## [Task instructions]
Copy out the entries below precisely; nothing is to be omitted.
════════════════════
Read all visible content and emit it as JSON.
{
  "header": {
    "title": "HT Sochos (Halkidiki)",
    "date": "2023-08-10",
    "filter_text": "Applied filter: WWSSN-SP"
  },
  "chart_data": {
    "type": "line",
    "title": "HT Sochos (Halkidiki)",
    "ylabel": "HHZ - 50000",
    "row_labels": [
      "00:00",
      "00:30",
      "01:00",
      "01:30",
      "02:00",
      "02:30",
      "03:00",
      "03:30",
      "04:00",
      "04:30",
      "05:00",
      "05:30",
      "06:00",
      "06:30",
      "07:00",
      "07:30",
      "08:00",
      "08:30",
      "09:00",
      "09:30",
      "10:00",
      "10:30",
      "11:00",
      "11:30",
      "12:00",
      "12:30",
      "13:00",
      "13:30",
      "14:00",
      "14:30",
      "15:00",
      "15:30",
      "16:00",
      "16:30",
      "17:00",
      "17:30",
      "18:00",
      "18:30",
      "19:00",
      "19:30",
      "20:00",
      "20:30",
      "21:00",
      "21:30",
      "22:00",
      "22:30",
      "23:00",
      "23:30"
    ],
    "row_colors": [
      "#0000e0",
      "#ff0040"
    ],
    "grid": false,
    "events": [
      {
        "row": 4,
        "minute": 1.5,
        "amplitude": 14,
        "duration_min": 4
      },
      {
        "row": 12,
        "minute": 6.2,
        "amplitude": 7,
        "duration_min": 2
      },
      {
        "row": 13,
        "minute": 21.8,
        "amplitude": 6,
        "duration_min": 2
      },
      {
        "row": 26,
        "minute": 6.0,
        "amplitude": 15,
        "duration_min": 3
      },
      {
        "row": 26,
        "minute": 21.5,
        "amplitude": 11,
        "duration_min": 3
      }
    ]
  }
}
════════════════════
## [Written answer]
Read all visible content and emit it as JSON.
{
  "header": {
    "title": "HT Sochos (Halkidiki)",
    "date": "2023-08-10",
    "filter_text": "Applied filter: WWSSN-SP"
  },
  "chart_data": {
    "type": "line",
    "title": "HT Sochos (Halkidiki)",
    "ylabel": "HHZ - 50000",
    "row_labels": [
      "00:00",
      "00:30",
      "01:00",
      "01:30",
      "02:00",
      "02:30",
      "03:00",
      "03:30",
      "04:00",
      "04:30",
      "05:00",
      "05:30",
      "06:00",
      "06:30",
      "07:00",
      "07:30",
      "08:00",
      "08:30",
      "09:00",
      "09:30",
      "10:00",
      "10:30",
      "11:00",
      "11:30",
      "12:00",
      "12:30",
      "13:00",
      "13:30",
      "14:00",
      "14:30",
      "15:00",
      "15:30",
      "16:00",
      "16:30",
      "17:00",
      "17:30",
      "18:00",
      "18:30",
      "19:00",
      "19:30",
      "20:00",
      "20:30",
      "21:00",
      "21:30",
      "22:00",
      "22:30",
      "23:00",
      "23:30"
    ],
    "row_colors": [
      "#0000e0",
      "#ff0040"
    ],
    "grid": false,
    "events": [
      {
        "row": 4,
        "minute": 1.5,
        "amplitude": 14,
        "duration_min": 4
      },
      {
        "row": 12,
        "minute": 6.2,
        "amplitude": 7,
        "duration_min": 2
      },
      {
        "row": 13,
        "minute": 21.8,
        "amplitude": 6,
        "duration_min": 2
      },
      {
        "row": 26,
        "minute": 6.0,
        "amplitude": 15,
        "duration_min": 3
      },
      {
        "row": 26,
        "minute": 21.5,
        "amplitude": 11,
        "duration_min": 3
      }
    ]
  }
}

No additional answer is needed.